▶ **Listing**:
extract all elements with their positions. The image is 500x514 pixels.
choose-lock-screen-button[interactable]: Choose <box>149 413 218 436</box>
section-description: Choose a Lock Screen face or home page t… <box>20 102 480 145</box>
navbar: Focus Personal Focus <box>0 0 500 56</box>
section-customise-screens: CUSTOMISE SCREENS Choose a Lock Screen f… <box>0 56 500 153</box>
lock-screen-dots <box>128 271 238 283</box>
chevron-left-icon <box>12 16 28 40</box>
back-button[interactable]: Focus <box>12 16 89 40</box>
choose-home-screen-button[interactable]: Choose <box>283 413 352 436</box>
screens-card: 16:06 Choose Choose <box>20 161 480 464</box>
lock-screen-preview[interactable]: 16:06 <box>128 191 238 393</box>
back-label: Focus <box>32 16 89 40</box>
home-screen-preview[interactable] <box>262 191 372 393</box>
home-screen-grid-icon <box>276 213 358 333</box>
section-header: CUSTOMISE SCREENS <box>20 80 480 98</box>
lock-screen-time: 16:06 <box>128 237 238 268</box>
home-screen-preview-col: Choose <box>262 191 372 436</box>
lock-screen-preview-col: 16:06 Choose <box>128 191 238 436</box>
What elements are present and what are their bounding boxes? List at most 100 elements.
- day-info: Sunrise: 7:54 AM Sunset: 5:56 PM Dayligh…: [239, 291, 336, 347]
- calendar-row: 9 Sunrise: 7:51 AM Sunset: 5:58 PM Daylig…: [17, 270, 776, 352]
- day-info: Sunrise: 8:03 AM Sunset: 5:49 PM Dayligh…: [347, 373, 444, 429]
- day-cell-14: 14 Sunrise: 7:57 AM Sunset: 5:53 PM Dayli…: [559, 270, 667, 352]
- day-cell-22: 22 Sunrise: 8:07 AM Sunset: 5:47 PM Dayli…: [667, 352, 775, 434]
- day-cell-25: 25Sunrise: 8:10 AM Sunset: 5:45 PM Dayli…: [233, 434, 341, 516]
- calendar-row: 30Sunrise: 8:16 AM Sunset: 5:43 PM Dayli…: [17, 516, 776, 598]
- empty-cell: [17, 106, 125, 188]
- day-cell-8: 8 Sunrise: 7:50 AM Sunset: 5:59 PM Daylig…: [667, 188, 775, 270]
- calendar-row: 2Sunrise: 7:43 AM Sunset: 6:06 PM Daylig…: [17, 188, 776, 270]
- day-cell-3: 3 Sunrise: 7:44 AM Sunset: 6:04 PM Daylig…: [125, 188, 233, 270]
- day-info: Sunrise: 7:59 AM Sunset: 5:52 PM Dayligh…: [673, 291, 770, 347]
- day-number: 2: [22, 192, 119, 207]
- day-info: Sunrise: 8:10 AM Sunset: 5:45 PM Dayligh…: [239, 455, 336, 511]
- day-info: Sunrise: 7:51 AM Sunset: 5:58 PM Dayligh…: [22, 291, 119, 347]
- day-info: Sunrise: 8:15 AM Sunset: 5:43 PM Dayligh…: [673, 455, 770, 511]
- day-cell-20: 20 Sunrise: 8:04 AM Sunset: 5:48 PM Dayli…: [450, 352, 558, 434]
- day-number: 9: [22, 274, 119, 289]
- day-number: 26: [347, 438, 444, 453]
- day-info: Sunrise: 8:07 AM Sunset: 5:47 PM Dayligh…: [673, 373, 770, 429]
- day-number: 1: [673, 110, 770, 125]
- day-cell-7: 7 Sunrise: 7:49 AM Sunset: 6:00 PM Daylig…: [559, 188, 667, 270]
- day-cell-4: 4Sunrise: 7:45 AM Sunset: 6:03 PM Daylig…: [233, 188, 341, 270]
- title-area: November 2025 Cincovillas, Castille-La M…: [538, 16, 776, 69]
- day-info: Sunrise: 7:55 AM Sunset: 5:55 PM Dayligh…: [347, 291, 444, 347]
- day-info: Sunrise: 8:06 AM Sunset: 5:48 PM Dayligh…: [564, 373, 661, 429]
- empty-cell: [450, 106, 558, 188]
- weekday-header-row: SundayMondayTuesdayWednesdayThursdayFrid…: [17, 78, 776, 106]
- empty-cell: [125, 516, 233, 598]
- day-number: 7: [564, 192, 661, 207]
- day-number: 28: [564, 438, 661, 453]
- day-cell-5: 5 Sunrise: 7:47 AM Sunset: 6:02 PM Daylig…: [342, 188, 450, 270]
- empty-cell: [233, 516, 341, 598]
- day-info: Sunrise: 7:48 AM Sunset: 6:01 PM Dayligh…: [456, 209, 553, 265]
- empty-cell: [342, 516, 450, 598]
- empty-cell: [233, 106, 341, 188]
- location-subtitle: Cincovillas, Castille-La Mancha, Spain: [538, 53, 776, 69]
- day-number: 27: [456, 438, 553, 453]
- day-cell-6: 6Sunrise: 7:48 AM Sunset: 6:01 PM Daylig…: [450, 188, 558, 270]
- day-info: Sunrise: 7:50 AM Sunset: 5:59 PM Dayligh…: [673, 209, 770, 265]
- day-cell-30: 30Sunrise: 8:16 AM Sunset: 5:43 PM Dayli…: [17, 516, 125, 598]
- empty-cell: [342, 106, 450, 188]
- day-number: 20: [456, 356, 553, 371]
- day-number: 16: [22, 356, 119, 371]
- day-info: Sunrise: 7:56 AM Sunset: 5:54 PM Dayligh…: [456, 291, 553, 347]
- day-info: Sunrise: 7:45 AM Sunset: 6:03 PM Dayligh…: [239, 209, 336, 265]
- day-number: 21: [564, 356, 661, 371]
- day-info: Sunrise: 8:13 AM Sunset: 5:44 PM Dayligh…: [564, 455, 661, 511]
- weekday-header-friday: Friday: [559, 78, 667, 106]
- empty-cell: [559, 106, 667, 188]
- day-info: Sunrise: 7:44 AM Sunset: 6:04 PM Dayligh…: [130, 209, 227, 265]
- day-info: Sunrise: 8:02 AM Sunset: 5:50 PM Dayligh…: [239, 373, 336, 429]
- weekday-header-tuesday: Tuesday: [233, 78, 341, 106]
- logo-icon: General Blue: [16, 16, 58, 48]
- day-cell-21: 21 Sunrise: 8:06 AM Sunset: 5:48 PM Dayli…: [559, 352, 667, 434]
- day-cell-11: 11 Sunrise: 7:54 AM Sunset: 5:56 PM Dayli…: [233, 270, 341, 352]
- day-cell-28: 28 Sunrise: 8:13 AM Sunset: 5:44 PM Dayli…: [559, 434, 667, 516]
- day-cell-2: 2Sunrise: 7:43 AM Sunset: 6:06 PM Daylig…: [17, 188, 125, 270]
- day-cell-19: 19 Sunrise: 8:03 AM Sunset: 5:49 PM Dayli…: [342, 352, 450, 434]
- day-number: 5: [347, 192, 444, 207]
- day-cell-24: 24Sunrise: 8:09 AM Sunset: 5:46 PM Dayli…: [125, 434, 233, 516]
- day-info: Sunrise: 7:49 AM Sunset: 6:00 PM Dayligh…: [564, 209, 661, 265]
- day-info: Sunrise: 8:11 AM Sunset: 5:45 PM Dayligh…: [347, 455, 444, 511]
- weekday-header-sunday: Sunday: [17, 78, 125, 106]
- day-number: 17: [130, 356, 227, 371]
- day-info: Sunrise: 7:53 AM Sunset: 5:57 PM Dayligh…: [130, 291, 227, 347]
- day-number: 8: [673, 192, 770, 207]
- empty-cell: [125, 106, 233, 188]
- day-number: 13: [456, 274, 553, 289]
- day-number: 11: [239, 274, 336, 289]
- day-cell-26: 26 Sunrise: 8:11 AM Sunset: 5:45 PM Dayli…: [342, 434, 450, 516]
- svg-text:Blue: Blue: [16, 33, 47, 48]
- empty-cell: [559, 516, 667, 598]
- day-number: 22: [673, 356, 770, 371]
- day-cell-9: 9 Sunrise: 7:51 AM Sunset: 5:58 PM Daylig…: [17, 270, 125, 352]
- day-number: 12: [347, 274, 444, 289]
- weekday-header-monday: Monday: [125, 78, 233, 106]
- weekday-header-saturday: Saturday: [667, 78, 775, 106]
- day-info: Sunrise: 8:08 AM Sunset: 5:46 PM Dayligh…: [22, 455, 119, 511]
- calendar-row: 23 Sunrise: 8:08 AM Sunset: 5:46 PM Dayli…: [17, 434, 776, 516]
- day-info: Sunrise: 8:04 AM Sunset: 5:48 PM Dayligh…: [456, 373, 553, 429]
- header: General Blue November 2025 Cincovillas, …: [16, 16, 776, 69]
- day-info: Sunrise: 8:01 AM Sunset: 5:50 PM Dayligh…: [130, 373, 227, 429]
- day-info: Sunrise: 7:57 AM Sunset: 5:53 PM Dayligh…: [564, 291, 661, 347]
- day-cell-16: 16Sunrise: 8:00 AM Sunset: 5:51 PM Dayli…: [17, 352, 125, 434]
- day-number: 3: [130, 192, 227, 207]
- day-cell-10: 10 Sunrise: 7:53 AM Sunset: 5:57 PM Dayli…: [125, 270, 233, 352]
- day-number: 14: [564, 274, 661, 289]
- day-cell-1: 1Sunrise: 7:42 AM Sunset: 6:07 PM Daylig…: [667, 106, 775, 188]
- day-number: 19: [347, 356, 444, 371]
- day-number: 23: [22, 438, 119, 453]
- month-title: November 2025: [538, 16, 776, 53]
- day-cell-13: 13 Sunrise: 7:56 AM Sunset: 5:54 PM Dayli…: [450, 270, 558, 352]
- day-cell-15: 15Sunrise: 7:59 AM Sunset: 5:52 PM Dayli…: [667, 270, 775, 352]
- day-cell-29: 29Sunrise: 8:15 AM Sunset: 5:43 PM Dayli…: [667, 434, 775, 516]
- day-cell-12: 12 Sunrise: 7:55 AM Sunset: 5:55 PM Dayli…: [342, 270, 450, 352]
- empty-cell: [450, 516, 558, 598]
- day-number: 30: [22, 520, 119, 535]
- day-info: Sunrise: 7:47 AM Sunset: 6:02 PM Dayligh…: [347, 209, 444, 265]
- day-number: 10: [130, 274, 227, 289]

▶ **Direction**: Rewrite the lines as a JSON list of strings, one string per line, leaving out blank lines. Begin with the first line of the records and go on through the line that contains "navbar: Focus Personal", including both ends.

▶ **The answer**:
[
  "extract all elements with their positions. The image is 500x514 pixels.",
  "choose-lock-screen-button[interactable]: Choose <box>149 413 218 436</box>",
  "section-description: Choose a Lock Screen face or home page t… <box>20 102 480 145</box>",
  "navbar: Focus Personal Focus <box>0 0 500 56</box>"
]